Copy the lines holding the word "subtitle", all of them.

═════ Record excerpts ═════

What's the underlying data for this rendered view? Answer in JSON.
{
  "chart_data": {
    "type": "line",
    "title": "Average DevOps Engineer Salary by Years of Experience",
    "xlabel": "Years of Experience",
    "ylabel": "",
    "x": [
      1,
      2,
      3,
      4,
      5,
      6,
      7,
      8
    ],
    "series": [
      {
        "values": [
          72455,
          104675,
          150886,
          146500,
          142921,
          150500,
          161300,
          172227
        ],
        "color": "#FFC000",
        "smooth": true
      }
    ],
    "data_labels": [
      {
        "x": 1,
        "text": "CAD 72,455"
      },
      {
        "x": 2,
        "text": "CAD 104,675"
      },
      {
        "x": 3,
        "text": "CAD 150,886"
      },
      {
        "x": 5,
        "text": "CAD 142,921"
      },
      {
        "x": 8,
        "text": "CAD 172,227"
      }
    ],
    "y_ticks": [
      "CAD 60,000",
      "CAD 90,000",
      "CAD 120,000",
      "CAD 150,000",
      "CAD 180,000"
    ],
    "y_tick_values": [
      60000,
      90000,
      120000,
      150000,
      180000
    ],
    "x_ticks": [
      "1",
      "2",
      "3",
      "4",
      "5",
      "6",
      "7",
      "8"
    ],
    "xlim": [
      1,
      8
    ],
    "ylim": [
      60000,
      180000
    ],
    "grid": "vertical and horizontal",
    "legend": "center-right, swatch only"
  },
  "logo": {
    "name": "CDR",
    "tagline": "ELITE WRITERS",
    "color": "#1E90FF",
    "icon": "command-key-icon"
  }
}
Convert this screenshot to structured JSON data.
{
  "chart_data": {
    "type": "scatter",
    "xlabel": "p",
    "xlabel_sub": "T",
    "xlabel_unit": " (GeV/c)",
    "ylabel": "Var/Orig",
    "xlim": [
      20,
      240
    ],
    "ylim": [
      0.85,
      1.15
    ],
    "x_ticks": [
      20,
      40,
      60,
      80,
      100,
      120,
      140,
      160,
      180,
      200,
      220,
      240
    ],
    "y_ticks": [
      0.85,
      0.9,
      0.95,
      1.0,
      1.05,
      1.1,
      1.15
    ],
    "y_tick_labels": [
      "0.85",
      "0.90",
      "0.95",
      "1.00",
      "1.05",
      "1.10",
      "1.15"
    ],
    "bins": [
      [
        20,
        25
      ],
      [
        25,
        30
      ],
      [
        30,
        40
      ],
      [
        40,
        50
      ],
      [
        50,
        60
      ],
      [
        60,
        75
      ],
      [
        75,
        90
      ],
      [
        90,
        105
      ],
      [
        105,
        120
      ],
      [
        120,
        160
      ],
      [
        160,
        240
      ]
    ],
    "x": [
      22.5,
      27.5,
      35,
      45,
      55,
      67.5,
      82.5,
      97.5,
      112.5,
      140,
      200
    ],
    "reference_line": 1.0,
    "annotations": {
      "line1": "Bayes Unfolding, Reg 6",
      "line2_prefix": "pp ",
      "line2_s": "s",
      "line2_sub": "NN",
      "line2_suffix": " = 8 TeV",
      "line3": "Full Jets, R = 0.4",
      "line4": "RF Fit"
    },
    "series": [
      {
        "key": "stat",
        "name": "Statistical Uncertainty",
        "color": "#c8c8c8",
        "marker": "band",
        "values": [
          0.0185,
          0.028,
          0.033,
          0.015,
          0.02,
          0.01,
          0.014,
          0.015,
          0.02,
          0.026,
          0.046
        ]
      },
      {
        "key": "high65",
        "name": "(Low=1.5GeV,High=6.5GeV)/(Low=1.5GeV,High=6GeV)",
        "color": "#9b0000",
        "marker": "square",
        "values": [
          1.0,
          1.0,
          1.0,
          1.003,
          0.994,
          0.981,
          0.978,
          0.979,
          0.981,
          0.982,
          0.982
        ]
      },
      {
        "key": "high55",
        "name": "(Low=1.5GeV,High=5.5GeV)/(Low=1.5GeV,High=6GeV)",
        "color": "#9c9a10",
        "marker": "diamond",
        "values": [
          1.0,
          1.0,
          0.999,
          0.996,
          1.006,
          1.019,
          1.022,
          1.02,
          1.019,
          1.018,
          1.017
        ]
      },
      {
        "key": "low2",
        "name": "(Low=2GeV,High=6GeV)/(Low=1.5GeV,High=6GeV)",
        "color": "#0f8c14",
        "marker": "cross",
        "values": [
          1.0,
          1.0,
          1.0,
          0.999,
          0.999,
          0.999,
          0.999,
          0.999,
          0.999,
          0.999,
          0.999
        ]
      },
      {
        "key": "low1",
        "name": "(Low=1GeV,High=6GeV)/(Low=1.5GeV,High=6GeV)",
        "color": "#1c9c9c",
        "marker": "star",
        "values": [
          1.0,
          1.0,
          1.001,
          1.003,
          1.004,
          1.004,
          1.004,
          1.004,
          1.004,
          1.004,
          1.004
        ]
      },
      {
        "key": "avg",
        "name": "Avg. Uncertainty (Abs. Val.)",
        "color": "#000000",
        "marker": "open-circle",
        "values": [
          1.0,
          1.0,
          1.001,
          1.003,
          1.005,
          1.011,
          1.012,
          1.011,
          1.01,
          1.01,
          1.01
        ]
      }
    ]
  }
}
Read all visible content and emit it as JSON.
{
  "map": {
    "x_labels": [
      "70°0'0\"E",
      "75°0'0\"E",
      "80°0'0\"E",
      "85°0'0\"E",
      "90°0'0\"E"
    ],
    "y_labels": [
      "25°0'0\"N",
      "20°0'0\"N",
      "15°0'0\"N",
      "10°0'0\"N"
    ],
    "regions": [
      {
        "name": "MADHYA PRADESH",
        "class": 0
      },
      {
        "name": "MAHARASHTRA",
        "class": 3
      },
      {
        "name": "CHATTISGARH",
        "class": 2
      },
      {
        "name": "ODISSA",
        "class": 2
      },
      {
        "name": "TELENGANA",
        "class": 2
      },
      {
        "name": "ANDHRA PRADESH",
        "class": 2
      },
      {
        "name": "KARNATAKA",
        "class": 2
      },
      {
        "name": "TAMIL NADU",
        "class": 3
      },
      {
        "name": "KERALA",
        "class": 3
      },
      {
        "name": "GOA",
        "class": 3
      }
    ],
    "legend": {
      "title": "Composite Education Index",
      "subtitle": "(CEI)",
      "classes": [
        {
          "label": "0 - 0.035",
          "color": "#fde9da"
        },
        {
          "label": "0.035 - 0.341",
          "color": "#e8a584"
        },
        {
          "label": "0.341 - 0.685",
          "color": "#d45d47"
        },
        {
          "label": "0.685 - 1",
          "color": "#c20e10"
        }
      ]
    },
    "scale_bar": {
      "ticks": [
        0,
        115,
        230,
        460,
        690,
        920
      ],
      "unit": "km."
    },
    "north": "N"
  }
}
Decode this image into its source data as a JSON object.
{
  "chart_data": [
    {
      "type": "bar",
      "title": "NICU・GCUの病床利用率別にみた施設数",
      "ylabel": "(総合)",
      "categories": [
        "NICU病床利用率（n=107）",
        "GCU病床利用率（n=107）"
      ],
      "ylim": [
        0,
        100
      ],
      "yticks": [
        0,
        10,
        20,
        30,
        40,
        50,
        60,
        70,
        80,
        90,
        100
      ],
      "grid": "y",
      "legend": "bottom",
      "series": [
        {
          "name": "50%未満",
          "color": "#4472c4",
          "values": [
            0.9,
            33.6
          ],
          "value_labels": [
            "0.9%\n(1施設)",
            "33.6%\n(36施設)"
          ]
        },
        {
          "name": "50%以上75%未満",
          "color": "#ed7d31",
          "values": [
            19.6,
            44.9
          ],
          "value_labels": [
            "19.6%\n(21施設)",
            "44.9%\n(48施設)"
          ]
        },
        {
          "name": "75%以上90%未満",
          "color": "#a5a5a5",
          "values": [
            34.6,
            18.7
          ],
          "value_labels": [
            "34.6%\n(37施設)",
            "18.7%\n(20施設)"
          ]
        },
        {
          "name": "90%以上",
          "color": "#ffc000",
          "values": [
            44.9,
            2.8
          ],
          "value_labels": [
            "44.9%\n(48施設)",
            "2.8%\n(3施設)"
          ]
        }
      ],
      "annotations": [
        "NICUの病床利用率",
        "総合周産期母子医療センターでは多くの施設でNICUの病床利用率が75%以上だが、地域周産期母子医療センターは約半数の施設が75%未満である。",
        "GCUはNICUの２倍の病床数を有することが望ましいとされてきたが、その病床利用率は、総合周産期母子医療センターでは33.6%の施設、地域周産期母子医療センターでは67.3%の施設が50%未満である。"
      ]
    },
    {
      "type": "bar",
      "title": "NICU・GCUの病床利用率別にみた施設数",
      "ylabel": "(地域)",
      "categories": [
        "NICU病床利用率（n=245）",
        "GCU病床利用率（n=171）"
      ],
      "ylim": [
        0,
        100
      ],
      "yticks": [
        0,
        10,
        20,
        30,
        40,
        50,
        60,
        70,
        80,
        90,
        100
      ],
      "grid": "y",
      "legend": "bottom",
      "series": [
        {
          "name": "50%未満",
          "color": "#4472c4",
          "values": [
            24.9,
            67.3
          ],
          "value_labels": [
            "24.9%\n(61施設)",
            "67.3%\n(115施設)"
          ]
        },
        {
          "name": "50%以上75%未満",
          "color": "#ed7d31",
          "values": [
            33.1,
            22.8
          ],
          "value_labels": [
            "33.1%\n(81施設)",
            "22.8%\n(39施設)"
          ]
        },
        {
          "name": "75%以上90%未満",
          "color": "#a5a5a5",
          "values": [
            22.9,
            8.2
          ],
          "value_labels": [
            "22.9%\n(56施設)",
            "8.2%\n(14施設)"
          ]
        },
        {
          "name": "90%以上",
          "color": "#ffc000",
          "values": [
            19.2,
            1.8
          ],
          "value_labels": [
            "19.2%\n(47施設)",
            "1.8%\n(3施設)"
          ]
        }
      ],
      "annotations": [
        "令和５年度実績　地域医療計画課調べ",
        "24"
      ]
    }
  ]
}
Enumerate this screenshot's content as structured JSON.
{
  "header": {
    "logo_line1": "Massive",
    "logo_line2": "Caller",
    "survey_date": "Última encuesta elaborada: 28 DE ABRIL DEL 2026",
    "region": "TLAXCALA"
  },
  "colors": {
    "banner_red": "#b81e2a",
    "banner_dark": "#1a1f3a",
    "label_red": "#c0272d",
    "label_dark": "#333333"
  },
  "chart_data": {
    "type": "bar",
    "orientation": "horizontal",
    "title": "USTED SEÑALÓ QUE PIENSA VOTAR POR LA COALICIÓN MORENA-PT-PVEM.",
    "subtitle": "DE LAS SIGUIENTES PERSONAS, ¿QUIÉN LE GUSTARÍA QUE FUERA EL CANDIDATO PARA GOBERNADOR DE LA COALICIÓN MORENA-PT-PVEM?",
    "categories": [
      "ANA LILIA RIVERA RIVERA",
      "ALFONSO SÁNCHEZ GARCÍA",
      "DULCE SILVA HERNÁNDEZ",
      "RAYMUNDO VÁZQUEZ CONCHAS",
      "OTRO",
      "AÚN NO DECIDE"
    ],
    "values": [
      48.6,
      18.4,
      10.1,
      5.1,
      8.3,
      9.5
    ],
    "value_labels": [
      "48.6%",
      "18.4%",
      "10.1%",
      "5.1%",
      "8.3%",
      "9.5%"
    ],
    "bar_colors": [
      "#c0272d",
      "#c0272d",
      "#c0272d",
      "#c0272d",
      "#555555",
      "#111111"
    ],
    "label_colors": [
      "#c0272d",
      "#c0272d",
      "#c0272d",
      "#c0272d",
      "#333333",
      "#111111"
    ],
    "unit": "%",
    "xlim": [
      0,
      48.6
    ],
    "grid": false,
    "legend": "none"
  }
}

═════

(Result of this exercise)
      "subtitle": "(CEI)",
    "subtitle": "DE LAS SIGUIENTES PERSONAS, ¿QUIÉN LE GUSTARÍA QUE FUERA EL CANDIDATO PARA GOBERNADOR DE LA COALICIÓN MORENA-PT-PVEM?",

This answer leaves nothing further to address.